• **TASK BRIEF**
In the post about H.264 for WebRTC video, rewrite the paragraph beginning "That's what the drone in question generated" as a short bulleted list that keeps its main facts.

• **EXCERPT TO READ**
··········

What I learned about H.264 for WebRTC video (Tim Panton)

It has been a few years since the WebRTC codec wars ended in a detente. H.264 has been around for more than 15 years so it is easy to gloss over the the many intricacies that make it work.

Reknown hackathon star, live-coder, and |pipe| CTO Tim Panton was working on a drone project where he needed a light-weight H.264 stack for WebRTC, so he decided to build one. This is certainly not an exercise I would recommend for most, but Tim shows it can be an enlightening experience if not an easy one. In this post, Tim walks us through his step-by-step discovery as he just tries to get video to work. Check it out for an enjoyable alternative to reading through RFCs specs for an intro on H.264!

{“editor”: “chad hart“}

I’ve been doing WebRTC since before it was a thing and VoIP for a few years before that, so I know my way around RTP and real time media. Or so I thought…

In all that time it just so happened that I’d never really looked at video technology. There was always someone else on hand who’d done it before, so I remained blissfully ignorant and spent my time learning about SCTP and the WebRTC data channel instead.

Then a side project came up, sending H.264 video from a drone over WebRTC. How hard could it be?

TLDR;

Voice over RTP != Video over RTP

Why H.264 and not VP8?

That’s what the drone in question generated. Transcoding to VP8 was way, way beyond the capabilities of my hobbyist hardware (a Beaglebone or Raspberry Pi). Since I was part of the crew that brokered the compromise to support both H.264 and VP8 in WebRTC I figured I should take advantage and use the H.264 decoders that are available in all good WebRTC endpoints.

··········

• **DATASET SECTION**
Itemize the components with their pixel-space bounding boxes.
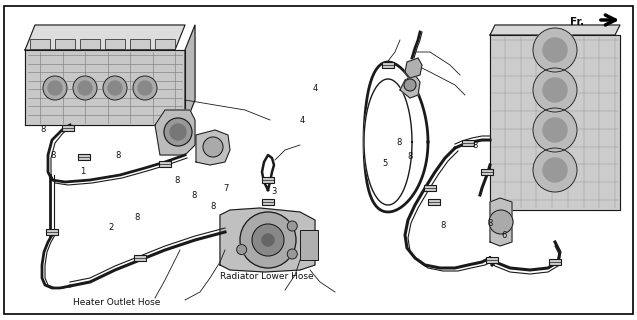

··········

• **FINAL ANSWER**
- The drone produced H.264 video.
- Converting it to VP8 was far beyond what the author's hobby hardware (a Beaglebone or Raspberry Pi) could handle.
- The author helped broker the compromise that made WebRTC support both H.264 and VP8.
- So the author chose to use the H.264 decoders found in all good WebRTC endpoints.